## Activity
Check every line of the data for the word "Contribution", and copy those that have it.

Start of Block

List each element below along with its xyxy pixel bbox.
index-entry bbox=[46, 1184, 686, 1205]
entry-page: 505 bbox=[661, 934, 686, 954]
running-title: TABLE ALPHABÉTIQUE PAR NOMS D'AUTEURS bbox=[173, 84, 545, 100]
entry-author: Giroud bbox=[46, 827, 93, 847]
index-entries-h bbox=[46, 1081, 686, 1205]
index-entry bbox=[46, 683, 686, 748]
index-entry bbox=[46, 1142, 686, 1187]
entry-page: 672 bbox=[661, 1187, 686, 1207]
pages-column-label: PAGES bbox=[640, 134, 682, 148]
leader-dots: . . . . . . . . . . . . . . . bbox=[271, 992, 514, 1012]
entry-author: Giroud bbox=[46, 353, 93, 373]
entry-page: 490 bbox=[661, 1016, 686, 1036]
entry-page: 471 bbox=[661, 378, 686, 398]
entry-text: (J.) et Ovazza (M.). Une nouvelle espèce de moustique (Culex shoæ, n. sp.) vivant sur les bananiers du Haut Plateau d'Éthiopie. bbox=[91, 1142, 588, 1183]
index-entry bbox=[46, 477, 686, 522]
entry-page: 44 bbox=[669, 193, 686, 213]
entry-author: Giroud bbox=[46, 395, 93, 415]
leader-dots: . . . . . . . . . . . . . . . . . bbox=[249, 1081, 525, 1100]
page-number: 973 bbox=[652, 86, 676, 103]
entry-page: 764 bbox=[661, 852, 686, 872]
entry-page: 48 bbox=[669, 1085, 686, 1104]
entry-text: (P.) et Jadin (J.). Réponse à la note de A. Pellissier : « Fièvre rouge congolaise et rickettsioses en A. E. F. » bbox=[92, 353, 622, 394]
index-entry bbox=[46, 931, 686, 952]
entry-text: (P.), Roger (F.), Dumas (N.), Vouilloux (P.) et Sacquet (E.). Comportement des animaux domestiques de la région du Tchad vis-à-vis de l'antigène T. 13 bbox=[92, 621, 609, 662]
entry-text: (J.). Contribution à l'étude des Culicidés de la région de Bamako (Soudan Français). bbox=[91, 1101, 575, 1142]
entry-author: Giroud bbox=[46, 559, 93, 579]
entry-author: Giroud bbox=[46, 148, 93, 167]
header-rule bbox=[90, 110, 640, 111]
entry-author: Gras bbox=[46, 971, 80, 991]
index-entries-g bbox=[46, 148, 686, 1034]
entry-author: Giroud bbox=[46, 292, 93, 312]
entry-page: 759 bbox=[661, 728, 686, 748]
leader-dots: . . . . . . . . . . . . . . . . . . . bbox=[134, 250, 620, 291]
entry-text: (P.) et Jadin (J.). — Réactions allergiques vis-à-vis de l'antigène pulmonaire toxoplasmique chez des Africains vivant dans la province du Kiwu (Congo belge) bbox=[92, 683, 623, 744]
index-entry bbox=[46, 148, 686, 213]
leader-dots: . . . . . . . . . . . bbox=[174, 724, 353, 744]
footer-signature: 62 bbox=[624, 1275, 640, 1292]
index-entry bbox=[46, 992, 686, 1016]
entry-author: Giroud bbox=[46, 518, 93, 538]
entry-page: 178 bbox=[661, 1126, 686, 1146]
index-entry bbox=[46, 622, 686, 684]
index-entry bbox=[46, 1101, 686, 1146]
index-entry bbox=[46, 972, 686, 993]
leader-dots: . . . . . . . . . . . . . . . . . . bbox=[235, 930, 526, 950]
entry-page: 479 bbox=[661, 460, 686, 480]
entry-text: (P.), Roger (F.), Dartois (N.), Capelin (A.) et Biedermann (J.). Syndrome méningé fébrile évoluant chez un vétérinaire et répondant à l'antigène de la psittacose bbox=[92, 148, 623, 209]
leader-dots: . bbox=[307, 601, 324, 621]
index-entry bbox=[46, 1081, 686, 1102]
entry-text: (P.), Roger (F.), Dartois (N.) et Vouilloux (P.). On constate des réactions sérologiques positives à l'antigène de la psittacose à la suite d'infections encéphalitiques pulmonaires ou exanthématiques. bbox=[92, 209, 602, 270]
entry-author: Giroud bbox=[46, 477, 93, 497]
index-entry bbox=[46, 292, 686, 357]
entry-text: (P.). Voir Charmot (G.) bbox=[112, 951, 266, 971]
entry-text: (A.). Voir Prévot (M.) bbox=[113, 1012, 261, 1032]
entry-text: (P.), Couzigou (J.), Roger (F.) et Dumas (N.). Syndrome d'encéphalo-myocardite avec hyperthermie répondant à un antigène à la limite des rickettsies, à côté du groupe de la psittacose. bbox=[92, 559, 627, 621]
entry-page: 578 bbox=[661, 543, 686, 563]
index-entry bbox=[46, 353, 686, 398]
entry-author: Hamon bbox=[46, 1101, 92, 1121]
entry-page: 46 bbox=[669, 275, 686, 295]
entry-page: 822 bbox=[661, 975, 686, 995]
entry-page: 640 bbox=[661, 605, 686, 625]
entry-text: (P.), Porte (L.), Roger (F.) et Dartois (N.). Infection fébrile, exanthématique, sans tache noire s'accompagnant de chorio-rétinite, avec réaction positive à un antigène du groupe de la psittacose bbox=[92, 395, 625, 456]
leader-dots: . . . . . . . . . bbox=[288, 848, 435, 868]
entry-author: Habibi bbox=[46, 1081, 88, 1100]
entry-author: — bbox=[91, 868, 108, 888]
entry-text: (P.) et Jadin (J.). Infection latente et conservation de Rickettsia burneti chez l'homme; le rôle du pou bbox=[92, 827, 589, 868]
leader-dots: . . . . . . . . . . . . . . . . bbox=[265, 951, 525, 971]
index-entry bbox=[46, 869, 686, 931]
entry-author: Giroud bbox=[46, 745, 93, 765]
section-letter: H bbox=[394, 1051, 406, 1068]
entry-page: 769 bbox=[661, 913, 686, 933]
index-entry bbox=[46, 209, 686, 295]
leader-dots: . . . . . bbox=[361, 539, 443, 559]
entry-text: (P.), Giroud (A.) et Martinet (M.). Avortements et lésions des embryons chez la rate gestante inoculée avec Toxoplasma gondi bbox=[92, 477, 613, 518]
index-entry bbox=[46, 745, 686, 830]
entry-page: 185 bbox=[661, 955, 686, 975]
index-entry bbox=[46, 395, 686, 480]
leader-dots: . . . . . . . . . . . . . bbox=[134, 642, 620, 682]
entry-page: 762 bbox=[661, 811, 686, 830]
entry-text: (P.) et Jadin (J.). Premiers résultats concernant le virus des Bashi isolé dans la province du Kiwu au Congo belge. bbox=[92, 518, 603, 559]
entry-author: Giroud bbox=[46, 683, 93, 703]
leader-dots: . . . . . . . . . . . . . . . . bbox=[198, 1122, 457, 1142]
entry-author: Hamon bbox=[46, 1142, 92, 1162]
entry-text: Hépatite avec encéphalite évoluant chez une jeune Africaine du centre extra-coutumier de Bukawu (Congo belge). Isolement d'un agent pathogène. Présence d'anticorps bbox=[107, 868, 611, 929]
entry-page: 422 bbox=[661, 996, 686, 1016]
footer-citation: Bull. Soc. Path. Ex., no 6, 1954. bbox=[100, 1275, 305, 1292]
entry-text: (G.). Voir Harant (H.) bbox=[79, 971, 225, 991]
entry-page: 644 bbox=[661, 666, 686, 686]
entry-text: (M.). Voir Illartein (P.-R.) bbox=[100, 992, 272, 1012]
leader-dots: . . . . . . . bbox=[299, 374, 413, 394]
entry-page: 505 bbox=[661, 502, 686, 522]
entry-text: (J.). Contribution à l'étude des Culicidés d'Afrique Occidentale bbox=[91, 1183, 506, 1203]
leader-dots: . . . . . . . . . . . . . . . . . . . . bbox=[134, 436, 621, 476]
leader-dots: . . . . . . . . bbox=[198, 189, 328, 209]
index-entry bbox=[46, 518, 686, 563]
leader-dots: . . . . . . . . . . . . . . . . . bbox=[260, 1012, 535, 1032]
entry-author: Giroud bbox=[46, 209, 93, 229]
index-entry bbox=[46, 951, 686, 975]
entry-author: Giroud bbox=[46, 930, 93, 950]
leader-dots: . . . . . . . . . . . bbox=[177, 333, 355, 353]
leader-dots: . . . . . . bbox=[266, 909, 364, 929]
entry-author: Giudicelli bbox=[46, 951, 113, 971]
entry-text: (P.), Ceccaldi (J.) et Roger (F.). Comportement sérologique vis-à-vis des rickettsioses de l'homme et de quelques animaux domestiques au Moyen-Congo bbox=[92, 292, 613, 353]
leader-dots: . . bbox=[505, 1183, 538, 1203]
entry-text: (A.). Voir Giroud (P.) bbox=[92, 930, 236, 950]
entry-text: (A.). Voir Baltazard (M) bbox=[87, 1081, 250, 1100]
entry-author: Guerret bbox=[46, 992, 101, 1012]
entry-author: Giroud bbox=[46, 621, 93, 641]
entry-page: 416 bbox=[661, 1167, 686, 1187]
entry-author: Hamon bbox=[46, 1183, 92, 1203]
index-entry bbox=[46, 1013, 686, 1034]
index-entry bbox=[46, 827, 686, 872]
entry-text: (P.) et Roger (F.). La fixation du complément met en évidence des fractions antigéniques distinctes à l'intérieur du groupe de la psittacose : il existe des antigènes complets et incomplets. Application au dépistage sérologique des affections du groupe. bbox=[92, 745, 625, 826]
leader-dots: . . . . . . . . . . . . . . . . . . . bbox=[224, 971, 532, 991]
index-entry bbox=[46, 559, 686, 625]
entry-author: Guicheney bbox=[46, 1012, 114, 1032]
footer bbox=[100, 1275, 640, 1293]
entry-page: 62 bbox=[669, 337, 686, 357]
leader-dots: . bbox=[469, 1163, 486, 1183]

End of Block

## Response
entry-text: (J.). Contribution à l'étude des Culicidés de la région de Bamako (Soudan Français). bbox=[91, 1101, 575, 1142]
entry-text: (J.). Contribution à l'étude des Culicidés d'Afrique Occidentale bbox=[91, 1183, 506, 1203]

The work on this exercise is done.